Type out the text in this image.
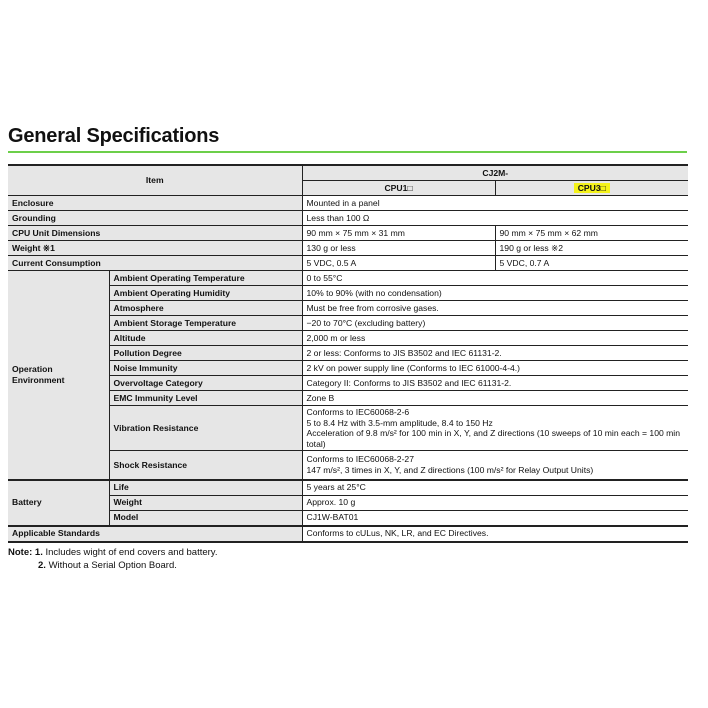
General Specifications
Item		CJ2M-	
		CPU1□	CPU3□
Enclosure		Mounted in a panel	
Grounding		Less than 100 Ω	
CPU Unit Dimensions		90 mm × 75 mm × 31 mm	90 mm × 75 mm × 62 mm
Weight ※1		130 g or less	190 g or less ※2
Current Consumption		5 VDC, 0.5 A	5 VDC, 0.7 A
Operation Environment	Ambient Operating Temperature	0 to 55°C	
	Ambient Operating Humidity	10% to 90% (with no condensation)	
	Atmosphere	Must be free from corrosive gases.	
	Ambient Storage Temperature	−20 to 70°C (excluding battery)	
	Altitude	2,000 m or less	
	Pollution Degree	2 or less: Conforms to JIS B3502 and IEC 61131-2.	
	Noise Immunity	2 kV on power supply line (Conforms to IEC 61000-4-4.)	
	Overvoltage Category	Category II: Conforms to JIS B3502 and IEC 61131-2.	
	EMC Immunity Level	Zone B	
	Vibration Resistance	Conforms to IEC60068-2-6
5 to 8.4 Hz with 3.5-mm amplitude, 8.4 to 150 Hz
Acceleration of 9.8 m/s² for 100 min in X, Y, and Z directions (10 sweeps of 10 min each = 100 min total)	

	Shock Resistance	Conforms to IEC60068-2-27
147 m/s², 3 times in X, Y, and Z directions (100 m/s² for Relay Output Units)	

Battery	Life	5 years at 25°C	
	Weight	Approx. 10 g	
	Model	CJ1W-BAT01	
Applicable Standards		Conforms to cULus, NK, LR, and EC Directives.	
Note: 1. Includes wight of end covers and battery.
2. Without a Serial Option Board.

______

Task goal: Return each full line of the entries that contains the word "Operating".

Response to the exercise:
Operation Environment	Ambient Operating Temperature	0 to 55°C	
	Ambient Operating Humidity	10% to 90% (with no condensation)	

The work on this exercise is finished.